* **Assignment**:
According to the article on biologic drug development, how many biopharmaceutical products were approved in the US in 2019?

* **Document text**:
++++++++++++++++++++

Posted: 29 November 2021 | | 1 comment

Creating new biologic drugs from early research is a complex process, but certain development methodologies and practices are proving to reach clinical and commercial goals faster. In this article, Seahee Kim from Samsung Biologics provides insight into how contract development and manufacturing organisations (CDMOs) are applying new and effective methodologies to accelerate molecules to market.

stainless steel bioreactors in a factory - idea of biopharmaceutical production/drug development

Biologics – challenges and opportunities

Over the years, the rising popularity of biologics has led to a shift in healthcare. In the last decade alone, the annual number of approvals of biopharmaceuticals by the US Food and Drug Administration (FDA) have steadily risen. In 2019, a total of 28 biopharmaceutical products (including monoclonal antibodies, recombinant proteins and gene therapies) were approved in the US.1

Biologic drug development is a long, complex and expensive process. Some of pharma’s key concerns include the rate of attrition (failure) of pipeline drugs and therapies, prolonged development timelines, complex molecular structures (which demand niche and specialised expertise), not to mention current facility limitations and capacity constraints.1

Biologics’ clear patient benefits

Derived from living cells, biologic drugs are used to treat a broad range of critical diseases like COVID-19 and Alzheimer’s disease. Proving effective with lesser side-effects at treating immune-related diseases including rheumatoid arthritis, psoriasis and Crohn’s Disease, biologics act to interrupt signals and pathways in the immune system and reduce the damage inflicted by these chronic conditions.

blue antibodies destroying a SARS-CoV-2 particle (the virus which causes COVID-19)

++++++++++++++++++++

* **Records provided**:
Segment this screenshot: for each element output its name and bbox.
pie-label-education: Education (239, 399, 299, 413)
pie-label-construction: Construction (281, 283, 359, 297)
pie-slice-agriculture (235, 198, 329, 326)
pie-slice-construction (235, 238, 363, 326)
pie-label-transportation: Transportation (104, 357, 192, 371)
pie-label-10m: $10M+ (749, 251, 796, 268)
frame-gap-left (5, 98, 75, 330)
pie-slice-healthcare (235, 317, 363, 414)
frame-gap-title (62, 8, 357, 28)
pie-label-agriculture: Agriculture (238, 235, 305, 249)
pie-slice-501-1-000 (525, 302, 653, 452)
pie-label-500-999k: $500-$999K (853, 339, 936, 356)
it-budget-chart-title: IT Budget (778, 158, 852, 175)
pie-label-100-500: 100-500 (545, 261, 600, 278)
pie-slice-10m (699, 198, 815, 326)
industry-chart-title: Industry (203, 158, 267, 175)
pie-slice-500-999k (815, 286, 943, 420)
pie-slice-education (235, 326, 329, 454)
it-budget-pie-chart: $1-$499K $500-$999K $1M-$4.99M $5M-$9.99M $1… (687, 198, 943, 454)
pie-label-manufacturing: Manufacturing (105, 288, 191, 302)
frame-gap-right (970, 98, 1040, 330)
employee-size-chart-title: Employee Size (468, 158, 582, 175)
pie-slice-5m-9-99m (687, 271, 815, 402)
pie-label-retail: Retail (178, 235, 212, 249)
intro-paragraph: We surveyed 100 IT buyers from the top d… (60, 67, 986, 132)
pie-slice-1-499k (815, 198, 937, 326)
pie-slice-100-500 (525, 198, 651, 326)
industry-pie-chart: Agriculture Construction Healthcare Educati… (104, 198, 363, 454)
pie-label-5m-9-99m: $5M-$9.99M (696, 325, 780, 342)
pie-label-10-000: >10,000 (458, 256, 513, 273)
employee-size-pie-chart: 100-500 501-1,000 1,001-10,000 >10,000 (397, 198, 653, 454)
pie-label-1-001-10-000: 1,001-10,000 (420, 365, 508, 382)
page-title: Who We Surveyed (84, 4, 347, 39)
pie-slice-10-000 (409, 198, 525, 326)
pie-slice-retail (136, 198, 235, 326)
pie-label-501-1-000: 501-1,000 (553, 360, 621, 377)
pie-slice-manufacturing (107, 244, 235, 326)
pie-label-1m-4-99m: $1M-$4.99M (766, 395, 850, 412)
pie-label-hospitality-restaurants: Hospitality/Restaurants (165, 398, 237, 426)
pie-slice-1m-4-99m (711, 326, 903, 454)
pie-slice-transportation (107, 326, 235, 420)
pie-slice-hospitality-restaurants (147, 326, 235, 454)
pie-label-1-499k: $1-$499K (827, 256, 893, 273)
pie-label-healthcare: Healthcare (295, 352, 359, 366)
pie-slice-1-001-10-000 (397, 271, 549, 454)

++++++++++++++++++++

* **Answer area**:
28